* _What this task involves_
Print the listing in its entirety and exactly, leaving out images.

* _Supplied material_

******************************

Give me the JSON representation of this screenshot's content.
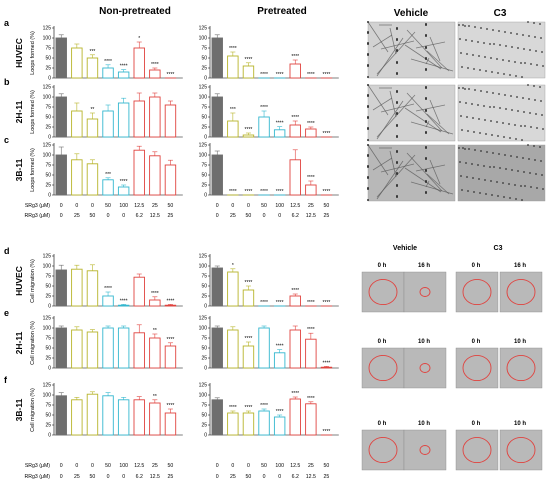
{
  "headers": {
    "non_pretreated": "Non-pretreated",
    "pretreated": "Pretreated",
    "vehicle": "Vehicle",
    "c3": "C3"
  },
  "colors": {
    "gray": "#6e6e6e",
    "olive": "#b7b42a",
    "cyan": "#33b7cf",
    "red": "#e0433f"
  },
  "conditions": {
    "srg3_label": "SRg3 (μM)",
    "rrg3_label": "RRg3 (μM)",
    "srg3": [
      "0",
      "0",
      "0",
      "50",
      "100",
      "12.5",
      "25",
      "50"
    ],
    "rrg3": [
      "0",
      "25",
      "50",
      "0",
      "0",
      "6.2",
      "12.5",
      "25"
    ]
  },
  "rows": [
    {
      "letter": "a",
      "label": "HUVEC",
      "ylabel": "Loops formed (%)",
      "ylim": [
        0,
        125
      ],
      "yticks": [
        "0",
        "25",
        "50",
        "75",
        "100",
        "125"
      ]
    },
    {
      "letter": "b",
      "label": "2H-11",
      "ylabel": "Loops formed (%)",
      "ylim": [
        0,
        125
      ],
      "yticks": [
        "0",
        "25",
        "50",
        "75",
        "100",
        "125"
      ]
    },
    {
      "letter": "c",
      "label": "3B-11",
      "ylabel": "Loops formed (%)",
      "ylim": [
        0,
        125
      ],
      "yticks": [
        "0",
        "25",
        "50",
        "75",
        "100",
        "125"
      ]
    },
    {
      "letter": "d",
      "label": "HUVEC",
      "ylabel": "Cell migration (%)",
      "ylim": [
        0,
        125
      ],
      "yticks": [
        "0",
        "25",
        "50",
        "75",
        "100",
        "125"
      ]
    },
    {
      "letter": "e",
      "label": "2H-11",
      "ylabel": "Cell migration (%)",
      "ylim": [
        0,
        125
      ],
      "yticks": [
        "0",
        "25",
        "50",
        "75",
        "100",
        "125"
      ]
    },
    {
      "letter": "f",
      "label": "3B-11",
      "ylabel": "Cell migration (%)",
      "ylim": [
        0,
        125
      ],
      "yticks": [
        "0",
        "25",
        "50",
        "75",
        "100",
        "125"
      ]
    }
  ],
  "chart_data": [
    {
      "type": "bar",
      "row": "a",
      "group": "Non-pretreated",
      "values": [
        100,
        75,
        50,
        25,
        15,
        75,
        20,
        0
      ],
      "errors": [
        8,
        10,
        8,
        8,
        6,
        15,
        5,
        0
      ],
      "stars": [
        "",
        "",
        "***",
        "****",
        "****",
        "*",
        "****",
        "****"
      ]
    },
    {
      "type": "bar",
      "row": "a",
      "group": "Pretreated",
      "values": [
        100,
        55,
        30,
        0,
        0,
        35,
        0,
        0
      ],
      "errors": [
        8,
        10,
        8,
        0,
        0,
        10,
        0,
        0
      ],
      "stars": [
        "",
        "****",
        "****",
        "****",
        "****",
        "****",
        "****",
        "****"
      ]
    },
    {
      "type": "bar",
      "row": "b",
      "group": "Non-pretreated",
      "values": [
        100,
        65,
        45,
        65,
        85,
        90,
        100,
        80
      ],
      "errors": [
        8,
        20,
        15,
        15,
        12,
        20,
        10,
        10
      ],
      "stars": [
        "",
        "",
        "**",
        "",
        "",
        "",
        "",
        ""
      ]
    },
    {
      "type": "bar",
      "row": "b",
      "group": "Pretreated",
      "values": [
        100,
        40,
        5,
        50,
        18,
        30,
        20,
        0
      ],
      "errors": [
        8,
        20,
        5,
        15,
        8,
        10,
        5,
        0
      ],
      "stars": [
        "",
        "***",
        "****",
        "****",
        "****",
        "****",
        "****",
        "****"
      ]
    },
    {
      "type": "bar",
      "row": "c",
      "group": "Non-pretreated",
      "values": [
        100,
        88,
        78,
        38,
        20,
        112,
        98,
        75
      ],
      "errors": [
        20,
        15,
        10,
        5,
        5,
        10,
        10,
        12
      ],
      "stars": [
        "",
        "",
        "",
        "***",
        "****",
        "",
        "",
        ""
      ]
    },
    {
      "type": "bar",
      "row": "c",
      "group": "Pretreated",
      "values": [
        100,
        0,
        0,
        0,
        0,
        88,
        25,
        0
      ],
      "errors": [
        10,
        0,
        0,
        0,
        0,
        25,
        10,
        0
      ],
      "stars": [
        "",
        "****",
        "****",
        "****",
        "****",
        "",
        "****",
        "****"
      ]
    },
    {
      "type": "bar",
      "row": "d",
      "group": "Non-pretreated",
      "values": [
        90,
        92,
        88,
        25,
        2,
        72,
        15,
        2
      ],
      "errors": [
        12,
        10,
        15,
        10,
        2,
        8,
        8,
        2
      ],
      "stars": [
        "",
        "",
        "",
        "****",
        "****",
        "",
        "****",
        "****"
      ]
    },
    {
      "type": "bar",
      "row": "d",
      "group": "Pretreated",
      "values": [
        95,
        85,
        40,
        0,
        0,
        25,
        0,
        0
      ],
      "errors": [
        5,
        8,
        10,
        0,
        0,
        5,
        0,
        0
      ],
      "stars": [
        "",
        "*",
        "****",
        "****",
        "****",
        "****",
        "****",
        "****"
      ]
    },
    {
      "type": "bar",
      "row": "e",
      "group": "Non-pretreated",
      "values": [
        100,
        95,
        90,
        100,
        100,
        88,
        75,
        55
      ],
      "errors": [
        5,
        8,
        6,
        5,
        5,
        20,
        10,
        8
      ],
      "stars": [
        "",
        "",
        "",
        "",
        "",
        "",
        "**",
        "****"
      ]
    },
    {
      "type": "bar",
      "row": "e",
      "group": "Pretreated",
      "values": [
        100,
        95,
        55,
        100,
        38,
        95,
        72,
        2
      ],
      "errors": [
        5,
        8,
        10,
        5,
        8,
        10,
        15,
        2
      ],
      "stars": [
        "",
        "",
        "****",
        "",
        "****",
        "",
        "****",
        "****"
      ]
    },
    {
      "type": "bar",
      "row": "f",
      "group": "Non-pretreated",
      "values": [
        98,
        88,
        102,
        98,
        88,
        88,
        80,
        55
      ],
      "errors": [
        8,
        6,
        6,
        8,
        6,
        8,
        8,
        10
      ],
      "stars": [
        "",
        "",
        "",
        "",
        "",
        "",
        "**",
        "****"
      ]
    },
    {
      "type": "bar",
      "row": "f",
      "group": "Pretreated",
      "values": [
        88,
        55,
        55,
        60,
        45,
        90,
        78,
        0
      ],
      "errors": [
        5,
        5,
        5,
        5,
        5,
        5,
        5,
        0
      ],
      "stars": [
        "",
        "****",
        "****",
        "****",
        "****",
        "****",
        "****",
        "****"
      ]
    }
  ],
  "micrographs": {
    "tube_rows": [
      "HUVEC",
      "2H-11",
      "3B-11"
    ],
    "migration": [
      {
        "row": "d",
        "vehicle_times": [
          "0 h",
          "16 h"
        ],
        "c3_times": [
          "0 h",
          "16 h"
        ]
      },
      {
        "row": "e",
        "vehicle_times": [
          "0 h",
          "10 h"
        ],
        "c3_times": [
          "0 h",
          "10 h"
        ]
      },
      {
        "row": "f",
        "vehicle_times": [
          "0 h",
          "10 h"
        ],
        "c3_times": [
          "0 h",
          "10 h"
        ]
      }
    ]
  }
}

******************************

* _The reply_
Give me the JSON representation of this screenshot's content.
{
  "headers": {
    "non_pretreated": "Non-pretreated",
    "pretreated": "Pretreated",
    "vehicle": "Vehicle",
    "c3": "C3"
  },
  "colors": {
    "gray": "#6e6e6e",
    "olive": "#b7b42a",
    "cyan": "#33b7cf",
    "red": "#e0433f"
  },
  "conditions": {
    "srg3_label": "SRg3 (μM)",
    "rrg3_label": "RRg3 (μM)",
    "srg3": [
      "0",
      "0",
      "0",
      "50",
      "100",
      "12.5",
      "25",
      "50"
    ],
    "rrg3": [
      "0",
      "25",
      "50",
      "0",
      "0",
      "6.2",
      "12.5",
      "25"
    ]
  },
  "rows": [
    {
      "letter": "a",
      "label": "HUVEC",
      "ylabel": "Loops formed (%)",
      "ylim": [
        0,
        125
      ],
      "yticks": [
        "0",
        "25",
        "50",
        "75",
        "100",
        "125"
      ]
    },
    {
      "letter": "b",
      "label": "2H-11",
      "ylabel": "Loops formed (%)",
      "ylim": [
        0,
        125
      ],
      "yticks": [
        "0",
        "25",
        "50",
        "75",
        "100",
        "125"
      ]
    },
    {
      "letter": "c",
      "label": "3B-11",
      "ylabel": "Loops formed (%)",
      "ylim": [
        0,
        125
      ],
      "yticks": [
        "0",
        "25",
        "50",
        "75",
        "100",
        "125"
      ]
    },
    {
      "letter": "d",
      "label": "HUVEC",
      "ylabel": "Cell migration (%)",
      "ylim": [
        0,
        125
      ],
      "yticks": [
        "0",
        "25",
        "50",
        "75",
        "100",
        "125"
      ]
    },
    {
      "letter": "e",
      "label": "2H-11",
      "ylabel": "Cell migration (%)",
      "ylim": [
        0,
        125
      ],
      "yticks": [
        "0",
        "25",
        "50",
        "75",
        "100",
        "125"
      ]
    },
    {
      "letter": "f",
      "label": "3B-11",
      "ylabel": "Cell migration (%)",
      "ylim": [
        0,
        125
      ],
      "yticks": [
        "0",
        "25",
        "50",
        "75",
        "100",
        "125"
      ]
    }
  ],
  "chart_data": [
    {
      "type": "bar",
      "row": "a",
      "group": "Non-pretreated",
      "values": [
        100,
        75,
        50,
        25,
        15,
        75,
        20,
        0
      ],
      "errors": [
        8,
        10,
        8,
        8,
        6,
        15,
        5,
        0
      ],
      "stars": [
        "",
        "",
        "***",
        "****",
        "****",
        "*",
        "****",
        "****"
      ]
    },
    {
      "type": "bar",
      "row": "a",
      "group": "Pretreated",
      "values": [
        100,
        55,
        30,
        0,
        0,
        35,
        0,
        0
      ],
      "errors": [
        8,
        10,
        8,
        0,
        0,
        10,
        0,
        0
      ],
      "stars": [
        "",
        "****",
        "****",
        "****",
        "****",
        "****",
        "****",
        "****"
      ]
    },
    {
      "type": "bar",
      "row": "b",
      "group": "Non-pretreated",
      "values": [
        100,
        65,
        45,
        65,
        85,
        90,
        100,
        80
      ],
      "errors": [
        8,
        20,
        15,
        15,
        12,
        20,
        10,
        10
      ],
      "stars": [
        "",
        "",
        "**",
        "",
        "",
        "",
        "",
        ""
      ]
    },
    {
      "type": "bar",
      "row": "b",
      "group": "Pretreated",
      "values": [
        100,
        40,
        5,
        50,
        18,
        30,
        20,
        0
      ],
      "errors": [
        8,
        20,
        5,
        15,
        8,
        10,
        5,
        0
      ],
      "stars": [
        "",
        "***",
        "****",
        "****",
        "****",
        "****",
        "****",
        "****"
      ]
    },
    {
      "type": "bar",
      "row": "c",
      "group": "Non-pretreated",
      "values": [
        100,
        88,
        78,
        38,
        20,
        112,
        98,
        75
      ],
      "errors": [
        20,
        15,
        10,
        5,
        5,
        10,
        10,
        12
      ],
      "stars": [
        "",
        "",
        "",
        "***",
        "****",
        "",
        "",
        ""
      ]
    },
    {
      "type": "bar",
      "row": "c",
      "group": "Pretreated",
      "values": [
        100,
        0,
        0,
        0,
        0,
        88,
        25,
        0
      ],
      "errors": [
        10,
        0,
        0,
        0,
        0,
        25,
        10,
        0
      ],
      "stars": [
        "",
        "****",
        "****",
        "****",
        "****",
        "",
        "****",
        "****"
      ]
    },
    {
      "type": "bar",
      "row": "d",
      "group": "Non-pretreated",
      "values": [
        90,
        92,
        88,
        25,
        2,
        72,
        15,
        2
      ],
      "errors": [
        12,
        10,
        15,
        10,
        2,
        8,
        8,
        2
      ],
      "stars": [
        "",
        "",
        "",
        "****",
        "****",
        "",
        "****",
        "****"
      ]
    },
    {
      "type": "bar",
      "row": "d",
      "group": "Pretreated",
      "values": [
        95,
        85,
        40,
        0,
        0,
        25,
        0,
        0
      ],
      "errors": [
        5,
        8,
        10,
        0,
        0,
        5,
        0,
        0
      ],
      "stars": [
        "",
        "*",
        "****",
        "****",
        "****",
        "****",
        "****",
        "****"
      ]
    },
    {
      "type": "bar",
      "row": "e",
      "group": "Non-pretreated",
      "values": [
        100,
        95,
        90,
        100,
        100,
        88,
        75,
        55
      ],
      "errors": [
        5,
        8,
        6,
        5,
        5,
        20,
        10,
        8
      ],
      "stars": [
        "",
        "",
        "",
        "",
        "",
        "",
        "**",
        "****"
      ]
    },
    {
      "type": "bar",
      "row": "e",
      "group": "Pretreated",
      "values": [
        100,
        95,
        55,
        100,
        38,
        95,
        72,
        2
      ],
      "errors": [
        5,
        8,
        10,
        5,
        8,
        10,
        15,
        2
      ],
      "stars": [
        "",
        "",
        "****",
        "",
        "****",
        "",
        "****",
        "****"
      ]
    },
    {
      "type": "bar",
      "row": "f",
      "group": "Non-pretreated",
      "values": [
        98,
        88,
        102,
        98,
        88,
        88,
        80,
        55
      ],
      "errors": [
        8,
        6,
        6,
        8,
        6,
        8,
        8,
        10
      ],
      "stars": [
        "",
        "",
        "",
        "",
        "",
        "",
        "**",
        "****"
      ]
    },
    {
      "type": "bar",
      "row": "f",
      "group": "Pretreated",
      "values": [
        88,
        55,
        55,
        60,
        45,
        90,
        78,
        0
      ],
      "errors": [
        5,
        5,
        5,
        5,
        5,
        5,
        5,
        0
      ],
      "stars": [
        "",
        "****",
        "****",
        "****",
        "****",
        "****",
        "****",
        "****"
      ]
    }
  ],
  "micrographs": {
    "tube_rows": [
      "HUVEC",
      "2H-11",
      "3B-11"
    ],
    "migration": [
      {
        "row": "d",
        "vehicle_times": [
          "0 h",
          "16 h"
        ],
        "c3_times": [
          "0 h",
          "16 h"
        ]
      },
      {
        "row": "e",
        "vehicle_times": [
          "0 h",
          "10 h"
        ],
        "c3_times": [
          "0 h",
          "10 h"
        ]
      },
      {
        "row": "f",
        "vehicle_times": [
          "0 h",
          "10 h"
        ],
        "c3_times": [
          "0 h",
          "10 h"
        ]
      }
    ]
  }
}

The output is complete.